Items listed in a dataset:
══════════════════════════════

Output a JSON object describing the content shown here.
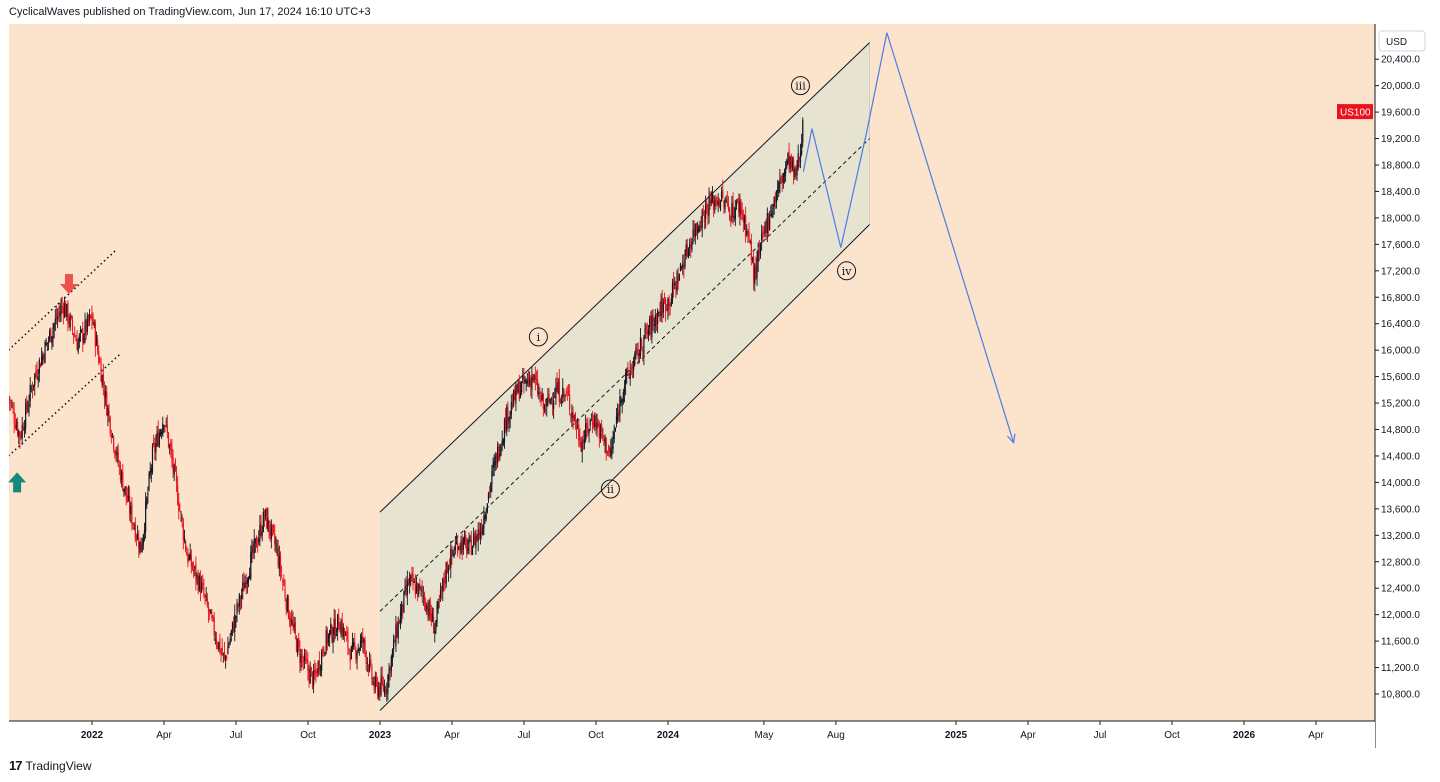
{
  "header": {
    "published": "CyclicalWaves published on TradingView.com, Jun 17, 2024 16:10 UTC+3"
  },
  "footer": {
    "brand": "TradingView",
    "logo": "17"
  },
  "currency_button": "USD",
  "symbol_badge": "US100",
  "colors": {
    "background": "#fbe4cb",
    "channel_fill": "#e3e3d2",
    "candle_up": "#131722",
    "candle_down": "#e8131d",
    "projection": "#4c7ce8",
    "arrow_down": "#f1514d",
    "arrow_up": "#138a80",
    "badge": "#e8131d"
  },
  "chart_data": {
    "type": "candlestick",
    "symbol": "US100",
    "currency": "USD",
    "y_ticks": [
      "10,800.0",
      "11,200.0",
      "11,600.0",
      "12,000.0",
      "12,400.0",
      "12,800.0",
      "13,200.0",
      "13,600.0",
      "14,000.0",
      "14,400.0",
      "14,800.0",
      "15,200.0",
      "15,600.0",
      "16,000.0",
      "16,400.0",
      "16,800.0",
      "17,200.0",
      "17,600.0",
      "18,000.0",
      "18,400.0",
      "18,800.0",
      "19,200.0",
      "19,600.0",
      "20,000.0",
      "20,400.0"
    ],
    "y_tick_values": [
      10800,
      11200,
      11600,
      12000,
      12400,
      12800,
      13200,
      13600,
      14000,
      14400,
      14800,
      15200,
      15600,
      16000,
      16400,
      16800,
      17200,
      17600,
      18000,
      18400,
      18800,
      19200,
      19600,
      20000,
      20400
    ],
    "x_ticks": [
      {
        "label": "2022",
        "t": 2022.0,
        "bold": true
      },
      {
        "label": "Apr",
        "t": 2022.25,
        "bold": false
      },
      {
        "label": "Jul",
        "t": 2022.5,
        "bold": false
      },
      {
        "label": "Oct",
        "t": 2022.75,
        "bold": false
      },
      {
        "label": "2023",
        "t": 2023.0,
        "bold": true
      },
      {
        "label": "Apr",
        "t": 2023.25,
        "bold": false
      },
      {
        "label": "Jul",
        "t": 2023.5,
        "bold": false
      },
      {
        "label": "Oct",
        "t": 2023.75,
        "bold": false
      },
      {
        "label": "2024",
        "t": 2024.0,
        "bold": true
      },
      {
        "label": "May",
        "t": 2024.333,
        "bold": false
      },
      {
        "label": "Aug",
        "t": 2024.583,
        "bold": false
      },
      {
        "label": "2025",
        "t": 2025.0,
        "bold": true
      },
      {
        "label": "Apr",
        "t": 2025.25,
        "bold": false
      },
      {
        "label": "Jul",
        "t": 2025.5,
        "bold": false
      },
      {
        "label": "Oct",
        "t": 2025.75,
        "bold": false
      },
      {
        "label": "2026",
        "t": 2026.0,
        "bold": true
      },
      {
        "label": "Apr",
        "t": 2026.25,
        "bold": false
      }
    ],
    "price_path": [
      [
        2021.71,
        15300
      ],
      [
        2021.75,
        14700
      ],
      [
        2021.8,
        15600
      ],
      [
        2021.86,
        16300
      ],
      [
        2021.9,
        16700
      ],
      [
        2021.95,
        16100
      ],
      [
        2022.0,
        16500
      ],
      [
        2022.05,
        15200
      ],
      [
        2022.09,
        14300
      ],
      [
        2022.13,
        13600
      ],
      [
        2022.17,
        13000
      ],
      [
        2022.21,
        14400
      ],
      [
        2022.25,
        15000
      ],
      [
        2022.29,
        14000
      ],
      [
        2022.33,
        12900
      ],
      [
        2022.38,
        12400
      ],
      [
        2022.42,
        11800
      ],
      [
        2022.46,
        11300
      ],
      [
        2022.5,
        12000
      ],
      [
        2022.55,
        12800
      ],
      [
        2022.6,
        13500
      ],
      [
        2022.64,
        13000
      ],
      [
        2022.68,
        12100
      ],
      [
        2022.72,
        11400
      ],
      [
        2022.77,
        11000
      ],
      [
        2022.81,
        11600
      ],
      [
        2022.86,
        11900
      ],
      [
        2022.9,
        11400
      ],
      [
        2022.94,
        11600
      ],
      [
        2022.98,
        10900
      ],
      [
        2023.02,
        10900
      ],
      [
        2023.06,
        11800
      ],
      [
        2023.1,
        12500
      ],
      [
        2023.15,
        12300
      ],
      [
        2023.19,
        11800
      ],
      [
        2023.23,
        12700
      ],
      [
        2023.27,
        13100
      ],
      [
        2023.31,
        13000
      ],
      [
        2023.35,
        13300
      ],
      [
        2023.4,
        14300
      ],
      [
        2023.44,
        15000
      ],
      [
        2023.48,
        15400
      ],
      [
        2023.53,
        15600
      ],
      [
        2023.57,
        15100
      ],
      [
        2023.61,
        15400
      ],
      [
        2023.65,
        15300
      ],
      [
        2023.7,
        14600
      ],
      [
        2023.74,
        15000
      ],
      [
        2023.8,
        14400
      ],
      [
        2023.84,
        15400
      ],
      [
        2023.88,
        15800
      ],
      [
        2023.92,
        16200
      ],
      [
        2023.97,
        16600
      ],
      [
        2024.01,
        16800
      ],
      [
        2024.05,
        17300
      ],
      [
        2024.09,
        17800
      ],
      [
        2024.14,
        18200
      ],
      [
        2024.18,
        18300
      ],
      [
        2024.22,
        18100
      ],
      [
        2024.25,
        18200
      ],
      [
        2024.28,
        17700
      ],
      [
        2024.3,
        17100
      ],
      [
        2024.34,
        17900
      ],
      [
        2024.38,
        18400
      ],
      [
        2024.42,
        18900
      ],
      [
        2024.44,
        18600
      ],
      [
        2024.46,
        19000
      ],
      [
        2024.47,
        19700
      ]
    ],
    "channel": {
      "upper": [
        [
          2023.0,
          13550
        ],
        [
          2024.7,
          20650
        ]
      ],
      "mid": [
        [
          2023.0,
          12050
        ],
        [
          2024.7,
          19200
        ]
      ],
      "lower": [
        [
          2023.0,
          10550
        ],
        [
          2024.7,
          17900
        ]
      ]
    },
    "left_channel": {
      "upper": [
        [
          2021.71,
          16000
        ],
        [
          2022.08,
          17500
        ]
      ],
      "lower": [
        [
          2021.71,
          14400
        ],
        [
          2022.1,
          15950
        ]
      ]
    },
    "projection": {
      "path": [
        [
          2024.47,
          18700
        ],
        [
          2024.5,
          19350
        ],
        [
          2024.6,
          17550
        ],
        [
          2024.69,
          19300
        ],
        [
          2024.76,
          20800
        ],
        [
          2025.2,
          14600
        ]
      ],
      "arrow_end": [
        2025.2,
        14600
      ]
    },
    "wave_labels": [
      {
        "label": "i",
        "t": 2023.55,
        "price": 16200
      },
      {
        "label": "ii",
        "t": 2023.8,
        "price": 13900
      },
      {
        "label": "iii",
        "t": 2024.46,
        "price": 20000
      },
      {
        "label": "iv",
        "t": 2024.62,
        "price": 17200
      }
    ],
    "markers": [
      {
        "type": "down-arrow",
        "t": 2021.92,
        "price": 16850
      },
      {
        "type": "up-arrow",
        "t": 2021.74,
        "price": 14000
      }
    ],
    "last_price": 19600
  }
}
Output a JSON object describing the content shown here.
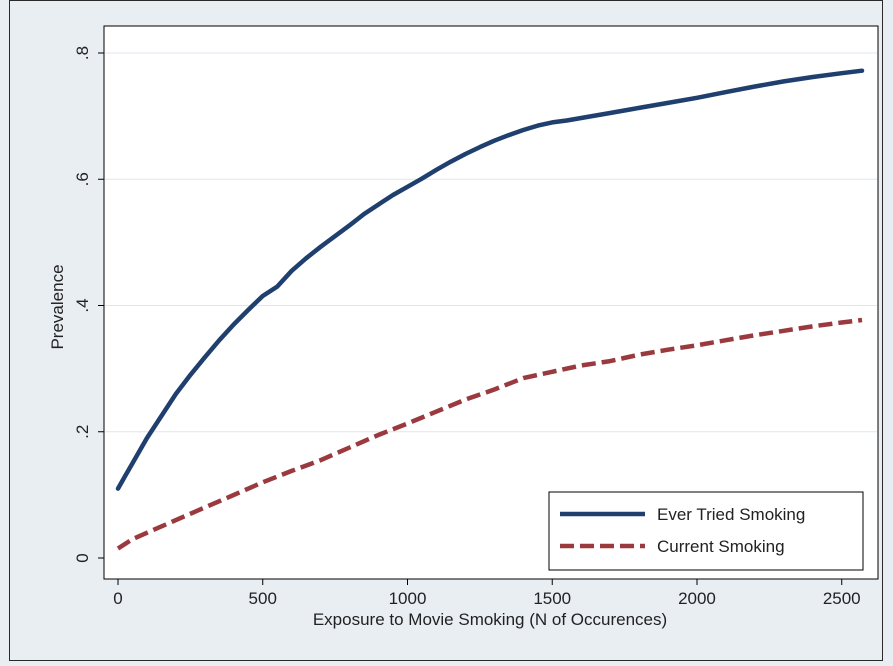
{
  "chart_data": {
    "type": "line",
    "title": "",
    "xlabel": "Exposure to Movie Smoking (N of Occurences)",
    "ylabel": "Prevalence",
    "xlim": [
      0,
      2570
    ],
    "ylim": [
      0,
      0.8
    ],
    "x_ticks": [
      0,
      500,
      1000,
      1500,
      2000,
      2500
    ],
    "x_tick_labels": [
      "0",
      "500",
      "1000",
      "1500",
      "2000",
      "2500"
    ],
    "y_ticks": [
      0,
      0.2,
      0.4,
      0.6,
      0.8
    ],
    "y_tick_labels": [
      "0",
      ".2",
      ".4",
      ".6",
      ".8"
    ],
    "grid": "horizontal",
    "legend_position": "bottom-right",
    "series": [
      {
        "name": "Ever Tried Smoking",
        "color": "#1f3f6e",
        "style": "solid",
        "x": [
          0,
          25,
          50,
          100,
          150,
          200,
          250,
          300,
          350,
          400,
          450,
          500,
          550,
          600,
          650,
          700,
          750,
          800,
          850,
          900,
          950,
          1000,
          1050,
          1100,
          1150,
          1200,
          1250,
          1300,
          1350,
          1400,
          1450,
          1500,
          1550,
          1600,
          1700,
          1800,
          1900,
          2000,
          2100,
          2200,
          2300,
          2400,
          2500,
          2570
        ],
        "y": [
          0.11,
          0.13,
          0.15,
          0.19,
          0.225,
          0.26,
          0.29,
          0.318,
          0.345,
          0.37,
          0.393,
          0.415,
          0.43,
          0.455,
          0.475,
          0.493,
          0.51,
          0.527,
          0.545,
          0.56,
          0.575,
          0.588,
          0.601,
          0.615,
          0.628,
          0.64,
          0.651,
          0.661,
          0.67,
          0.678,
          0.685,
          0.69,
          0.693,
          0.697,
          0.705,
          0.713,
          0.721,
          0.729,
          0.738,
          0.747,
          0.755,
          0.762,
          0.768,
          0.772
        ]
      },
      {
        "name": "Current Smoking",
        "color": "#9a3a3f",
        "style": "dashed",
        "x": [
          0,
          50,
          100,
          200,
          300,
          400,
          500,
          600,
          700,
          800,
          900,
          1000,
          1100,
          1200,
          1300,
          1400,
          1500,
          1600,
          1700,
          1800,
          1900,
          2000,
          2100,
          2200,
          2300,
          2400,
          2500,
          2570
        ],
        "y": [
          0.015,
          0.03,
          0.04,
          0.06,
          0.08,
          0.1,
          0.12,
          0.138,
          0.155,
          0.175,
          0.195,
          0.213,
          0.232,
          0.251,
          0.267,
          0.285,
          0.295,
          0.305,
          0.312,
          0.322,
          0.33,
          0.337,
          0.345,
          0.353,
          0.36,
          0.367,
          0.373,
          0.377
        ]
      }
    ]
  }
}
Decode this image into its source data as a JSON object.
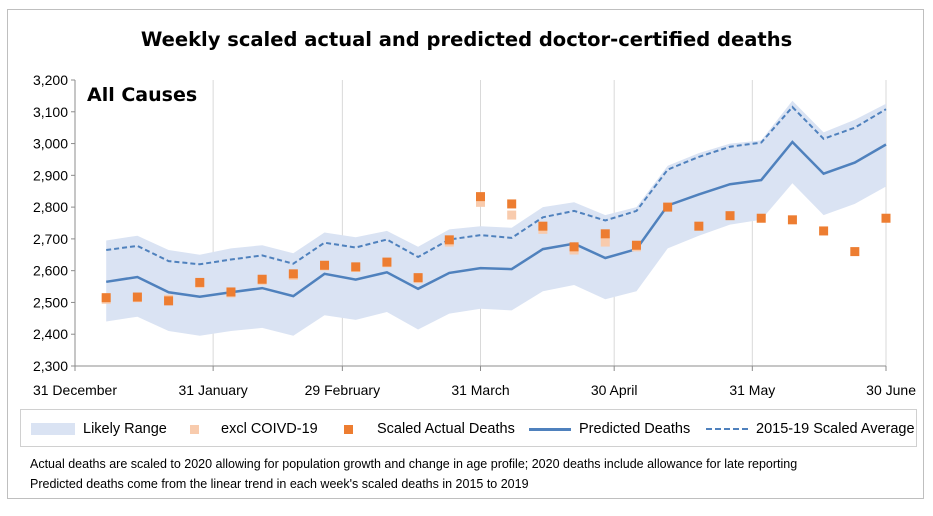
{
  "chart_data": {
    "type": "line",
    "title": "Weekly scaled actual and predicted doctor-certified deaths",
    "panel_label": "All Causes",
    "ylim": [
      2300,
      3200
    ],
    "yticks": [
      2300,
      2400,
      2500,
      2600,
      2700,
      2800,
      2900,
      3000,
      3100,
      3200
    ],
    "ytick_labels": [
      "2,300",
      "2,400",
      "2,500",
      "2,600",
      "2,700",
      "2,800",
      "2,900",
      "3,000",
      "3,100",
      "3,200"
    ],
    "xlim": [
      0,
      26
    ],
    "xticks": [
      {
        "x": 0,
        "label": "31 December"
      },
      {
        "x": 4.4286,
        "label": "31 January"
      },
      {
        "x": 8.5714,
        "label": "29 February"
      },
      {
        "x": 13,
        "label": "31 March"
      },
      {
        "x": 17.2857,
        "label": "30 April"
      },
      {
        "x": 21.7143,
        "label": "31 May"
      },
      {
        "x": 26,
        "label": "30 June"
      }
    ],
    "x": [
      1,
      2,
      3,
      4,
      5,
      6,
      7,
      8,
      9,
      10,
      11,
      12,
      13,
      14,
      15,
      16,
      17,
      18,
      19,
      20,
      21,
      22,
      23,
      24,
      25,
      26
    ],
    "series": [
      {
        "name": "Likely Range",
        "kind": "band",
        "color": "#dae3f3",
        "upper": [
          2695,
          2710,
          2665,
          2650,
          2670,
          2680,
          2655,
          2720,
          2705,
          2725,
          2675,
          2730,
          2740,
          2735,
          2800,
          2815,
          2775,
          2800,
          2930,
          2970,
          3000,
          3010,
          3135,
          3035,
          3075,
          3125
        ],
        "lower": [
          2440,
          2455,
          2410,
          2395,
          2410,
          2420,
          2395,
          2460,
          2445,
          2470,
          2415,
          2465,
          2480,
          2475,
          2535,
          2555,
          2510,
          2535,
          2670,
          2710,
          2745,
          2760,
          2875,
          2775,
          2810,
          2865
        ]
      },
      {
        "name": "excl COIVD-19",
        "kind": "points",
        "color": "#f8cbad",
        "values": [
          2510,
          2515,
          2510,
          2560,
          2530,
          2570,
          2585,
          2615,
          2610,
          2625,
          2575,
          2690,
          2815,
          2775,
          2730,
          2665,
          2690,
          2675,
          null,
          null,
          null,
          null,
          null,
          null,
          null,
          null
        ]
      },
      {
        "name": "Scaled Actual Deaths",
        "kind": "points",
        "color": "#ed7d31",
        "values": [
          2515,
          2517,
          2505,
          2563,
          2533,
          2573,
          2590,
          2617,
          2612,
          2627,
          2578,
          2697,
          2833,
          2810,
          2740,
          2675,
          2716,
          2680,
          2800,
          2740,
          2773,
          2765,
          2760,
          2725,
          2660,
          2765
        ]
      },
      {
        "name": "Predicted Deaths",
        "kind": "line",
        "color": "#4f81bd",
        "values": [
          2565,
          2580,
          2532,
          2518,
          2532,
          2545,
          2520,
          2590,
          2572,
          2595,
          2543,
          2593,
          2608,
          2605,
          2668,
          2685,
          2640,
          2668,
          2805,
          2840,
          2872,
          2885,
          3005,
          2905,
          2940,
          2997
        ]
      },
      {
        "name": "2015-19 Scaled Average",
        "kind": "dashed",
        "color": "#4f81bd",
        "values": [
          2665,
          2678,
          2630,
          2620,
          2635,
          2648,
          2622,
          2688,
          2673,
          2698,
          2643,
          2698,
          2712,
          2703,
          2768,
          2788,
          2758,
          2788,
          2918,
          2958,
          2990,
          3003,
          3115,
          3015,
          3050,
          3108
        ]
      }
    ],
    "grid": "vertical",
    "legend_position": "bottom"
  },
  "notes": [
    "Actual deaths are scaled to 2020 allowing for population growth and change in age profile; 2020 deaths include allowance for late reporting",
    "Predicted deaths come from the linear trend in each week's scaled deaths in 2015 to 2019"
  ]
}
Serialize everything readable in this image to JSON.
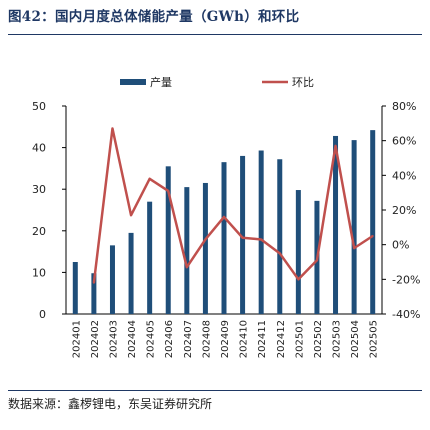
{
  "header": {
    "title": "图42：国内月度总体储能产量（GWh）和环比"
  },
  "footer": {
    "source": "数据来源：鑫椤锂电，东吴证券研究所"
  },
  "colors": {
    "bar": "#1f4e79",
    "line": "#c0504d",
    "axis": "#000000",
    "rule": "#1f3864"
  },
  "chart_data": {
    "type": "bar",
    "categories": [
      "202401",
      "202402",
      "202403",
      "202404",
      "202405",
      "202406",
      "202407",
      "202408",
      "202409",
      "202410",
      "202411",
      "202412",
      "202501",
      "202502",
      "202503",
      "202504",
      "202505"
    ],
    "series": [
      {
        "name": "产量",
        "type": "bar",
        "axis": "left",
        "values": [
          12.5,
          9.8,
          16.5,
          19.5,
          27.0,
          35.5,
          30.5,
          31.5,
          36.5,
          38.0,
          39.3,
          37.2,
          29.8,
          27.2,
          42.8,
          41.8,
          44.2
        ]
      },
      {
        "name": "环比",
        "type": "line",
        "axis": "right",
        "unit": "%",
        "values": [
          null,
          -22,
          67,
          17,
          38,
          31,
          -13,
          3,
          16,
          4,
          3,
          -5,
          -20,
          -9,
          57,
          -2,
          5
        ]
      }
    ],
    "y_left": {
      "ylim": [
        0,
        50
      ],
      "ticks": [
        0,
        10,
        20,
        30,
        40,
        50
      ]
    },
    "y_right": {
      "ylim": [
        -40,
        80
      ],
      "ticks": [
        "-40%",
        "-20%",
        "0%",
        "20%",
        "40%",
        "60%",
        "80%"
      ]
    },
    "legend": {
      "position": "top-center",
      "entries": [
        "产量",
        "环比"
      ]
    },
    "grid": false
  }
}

══════════════════════════════

To be done: Check each line of these records for the string "name" and state only how many lines have it.

Complete answer: 9